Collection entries
----

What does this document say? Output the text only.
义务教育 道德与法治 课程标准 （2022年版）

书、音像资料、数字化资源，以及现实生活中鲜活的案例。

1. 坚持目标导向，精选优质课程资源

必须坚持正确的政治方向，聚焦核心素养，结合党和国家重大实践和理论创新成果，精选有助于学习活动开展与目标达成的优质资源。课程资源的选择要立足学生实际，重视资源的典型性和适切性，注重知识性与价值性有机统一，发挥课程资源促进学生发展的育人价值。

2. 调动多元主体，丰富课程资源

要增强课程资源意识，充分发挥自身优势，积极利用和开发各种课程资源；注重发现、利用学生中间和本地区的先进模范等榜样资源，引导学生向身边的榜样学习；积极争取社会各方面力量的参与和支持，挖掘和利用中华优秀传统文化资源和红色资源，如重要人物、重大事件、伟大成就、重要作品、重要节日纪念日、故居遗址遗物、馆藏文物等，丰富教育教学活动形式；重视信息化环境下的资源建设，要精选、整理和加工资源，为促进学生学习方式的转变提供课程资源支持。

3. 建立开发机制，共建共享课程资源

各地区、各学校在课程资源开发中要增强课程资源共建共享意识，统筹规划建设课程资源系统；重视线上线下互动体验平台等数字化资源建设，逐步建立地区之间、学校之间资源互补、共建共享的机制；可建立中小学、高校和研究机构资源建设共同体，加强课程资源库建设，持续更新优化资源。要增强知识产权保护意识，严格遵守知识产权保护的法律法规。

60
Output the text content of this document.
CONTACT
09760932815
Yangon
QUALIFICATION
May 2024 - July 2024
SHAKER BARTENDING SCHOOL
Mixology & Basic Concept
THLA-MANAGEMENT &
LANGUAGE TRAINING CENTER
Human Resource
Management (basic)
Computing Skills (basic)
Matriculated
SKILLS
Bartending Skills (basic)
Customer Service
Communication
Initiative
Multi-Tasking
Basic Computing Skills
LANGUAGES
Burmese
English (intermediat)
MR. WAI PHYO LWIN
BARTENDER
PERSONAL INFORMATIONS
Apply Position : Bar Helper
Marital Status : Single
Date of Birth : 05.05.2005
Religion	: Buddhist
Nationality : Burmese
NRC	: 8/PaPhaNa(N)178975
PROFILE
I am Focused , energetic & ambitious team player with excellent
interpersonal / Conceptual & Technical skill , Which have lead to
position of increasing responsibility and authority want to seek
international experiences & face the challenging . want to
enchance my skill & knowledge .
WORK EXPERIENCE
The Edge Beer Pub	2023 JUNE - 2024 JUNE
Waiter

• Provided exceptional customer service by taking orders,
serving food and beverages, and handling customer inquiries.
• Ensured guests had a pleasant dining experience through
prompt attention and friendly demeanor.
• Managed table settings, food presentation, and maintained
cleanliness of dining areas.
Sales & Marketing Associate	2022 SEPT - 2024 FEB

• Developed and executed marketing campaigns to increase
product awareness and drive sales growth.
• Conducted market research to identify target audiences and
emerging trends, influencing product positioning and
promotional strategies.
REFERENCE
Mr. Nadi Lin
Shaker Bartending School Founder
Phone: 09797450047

----

EXERCISE DESCRIPTION:
From the records above, extract every entry exactly as given.

EXERCISE RESULT:
What does this document say? Output the text only.
义务教育 道德与法治 课程标准 （2022年版）

书、音像资料、数字化资源，以及现实生活中鲜活的案例。

1. 坚持目标导向，精选优质课程资源

必须坚持正确的政治方向，聚焦核心素养，结合党和国家重大实践和理论创新成果，精选有助于学习活动开展与目标达成的优质资源。课程资源的选择要立足学生实际，重视资源的典型性和适切性，注重知识性与价值性有机统一，发挥课程资源促进学生发展的育人价值。

2. 调动多元主体，丰富课程资源

要增强课程资源意识，充分发挥自身优势，积极利用和开发各种课程资源；注重发现、利用学生中间和本地区的先进模范等榜样资源，引导学生向身边的榜样学习；积极争取社会各方面力量的参与和支持，挖掘和利用中华优秀传统文化资源和红色资源，如重要人物、重大事件、伟大成就、重要作品、重要节日纪念日、故居遗址遗物、馆藏文物等，丰富教育教学活动形式；重视信息化环境下的资源建设，要精选、整理和加工资源，为促进学生学习方式的转变提供课程资源支持。

3. 建立开发机制，共建共享课程资源

各地区、各学校在课程资源开发中要增强课程资源共建共享意识，统筹规划建设课程资源系统；重视线上线下互动体验平台等数字化资源建设，逐步建立地区之间、学校之间资源互补、共建共享的机制；可建立中小学、高校和研究机构资源建设共同体，加强课程资源库建设，持续更新优化资源。要增强知识产权保护意识，严格遵守知识产权保护的法律法规。

60
Output the text content of this document.
CONTACT
09760932815
Yangon
QUALIFICATION
May 2024 - July 2024
SHAKER BARTENDING SCHOOL
Mixology & Basic Concept
THLA-MANAGEMENT &
LANGUAGE TRAINING CENTER
Human Resource
Management (basic)
Computing Skills (basic)
Matriculated
SKILLS
Bartending Skills (basic)
Customer Service
Communication
Initiative
Multi-Tasking
Basic Computing Skills
LANGUAGES
Burmese
English (intermediat)
MR. WAI PHYO LWIN
BARTENDER
PERSONAL INFORMATIONS
Apply Position : Bar Helper
Marital Status : Single
Date of Birth : 05.05.2005
Religion	: Buddhist
Nationality : Burmese
NRC	: 8/PaPhaNa(N)178975
PROFILE
I am Focused , energetic & ambitious team player with excellent
interpersonal / Conceptual & Technical skill , Which have lead to
position of increasing responsibility and authority want to seek
international experiences & face the challenging . want to
enchance my skill & knowledge .
WORK EXPERIENCE
The Edge Beer Pub	2023 JUNE - 2024 JUNE
Waiter

• Provided exceptional customer service by taking orders,
serving food and beverages, and handling customer inquiries.
• Ensured guests had a pleasant dining experience through
prompt attention and friendly demeanor.
• Managed table settings, food presentation, and maintained
cleanliness of dining areas.
Sales & Marketing Associate	2022 SEPT - 2024 FEB

• Developed and executed marketing campaigns to increase
product awareness and drive sales growth.
• Conducted market research to identify target audiences and
emerging trends, influencing product positioning and
promotional strategies.
REFERENCE
Mr. Nadi Lin
Shaker Bartending School Founder
Phone: 09797450047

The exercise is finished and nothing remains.